● Source document:

Create your Sifr file

Create a new file called greet.sifr. This program looks up a user’s age from a dictionary (demonstrating safe indexing with int | None), parses a string into an integer (demonstrating Result and compile-enforced error handling), and narrows a union type with isinstance.
greet.sifr
class ParseError(Error):
    message: str

def parse_age(input: str) -> Result[int, ParseError]:
    if input == "":
        raise ParseError("empty input")  # maps to Err(...)
    return int(input)                     # auto-wrapped in Ok(...)

def main():
    # Safe dictionary indexing — missing keys return None, not a crash
    users: dict[str, int] = {"alice": 30, "bob": 25}

    age: int | None = users["charlie"]
    if age is not None:
        print(f"age: {age}")
    else:
        print("user not found")

    # Result-based error handling — compiler enforces the except branch
    try:
        parsed: int = parse_age("25")
        print(f"parsed age: {parsed}")
    except ParseError as e:
        print(e.message)

● Exercise:
Turn the paragraph of the Sifr tutorial above that begins "Create a new file called greet.sifr" into a short list that keeps its main facts.

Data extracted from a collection
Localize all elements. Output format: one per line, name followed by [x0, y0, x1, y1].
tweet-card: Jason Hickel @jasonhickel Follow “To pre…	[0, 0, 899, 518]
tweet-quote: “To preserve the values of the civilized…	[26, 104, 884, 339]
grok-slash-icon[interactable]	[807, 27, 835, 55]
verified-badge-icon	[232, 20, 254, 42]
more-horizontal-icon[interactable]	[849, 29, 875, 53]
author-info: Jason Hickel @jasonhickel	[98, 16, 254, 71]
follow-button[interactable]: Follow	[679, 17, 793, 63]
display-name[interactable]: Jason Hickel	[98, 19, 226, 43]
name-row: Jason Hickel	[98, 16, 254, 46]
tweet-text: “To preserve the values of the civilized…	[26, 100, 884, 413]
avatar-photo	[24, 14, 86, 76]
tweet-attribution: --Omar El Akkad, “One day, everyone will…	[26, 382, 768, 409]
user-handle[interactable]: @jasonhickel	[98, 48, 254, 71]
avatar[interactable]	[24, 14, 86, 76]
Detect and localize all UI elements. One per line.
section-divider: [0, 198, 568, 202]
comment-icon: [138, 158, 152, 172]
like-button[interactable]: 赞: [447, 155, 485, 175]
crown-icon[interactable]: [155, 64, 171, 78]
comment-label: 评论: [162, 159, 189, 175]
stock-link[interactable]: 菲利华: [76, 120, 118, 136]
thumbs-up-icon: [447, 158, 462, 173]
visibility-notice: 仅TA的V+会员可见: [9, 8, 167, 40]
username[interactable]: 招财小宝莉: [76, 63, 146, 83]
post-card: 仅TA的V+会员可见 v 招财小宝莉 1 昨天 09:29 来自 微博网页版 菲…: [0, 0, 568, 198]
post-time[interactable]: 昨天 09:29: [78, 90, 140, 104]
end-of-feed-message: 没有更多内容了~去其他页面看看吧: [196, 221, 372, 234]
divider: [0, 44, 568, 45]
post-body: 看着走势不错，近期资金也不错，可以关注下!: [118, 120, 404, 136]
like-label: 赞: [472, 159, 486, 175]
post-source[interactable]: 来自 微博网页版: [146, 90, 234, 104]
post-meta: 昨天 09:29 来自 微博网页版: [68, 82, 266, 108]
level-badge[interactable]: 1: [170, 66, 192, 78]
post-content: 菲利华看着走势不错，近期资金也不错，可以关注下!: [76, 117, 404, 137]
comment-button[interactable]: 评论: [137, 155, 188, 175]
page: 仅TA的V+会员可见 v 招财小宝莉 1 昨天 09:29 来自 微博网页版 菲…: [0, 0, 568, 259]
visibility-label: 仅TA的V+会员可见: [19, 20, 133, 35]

● Task response:
- Create a new file named greet.sifr.
- The program looks up a user's age in a dictionary, showing safe indexing with int | None.
- It parses a string into an integer, showing Result and error handling that the compiler enforces.
- It narrows a union type with isinstance.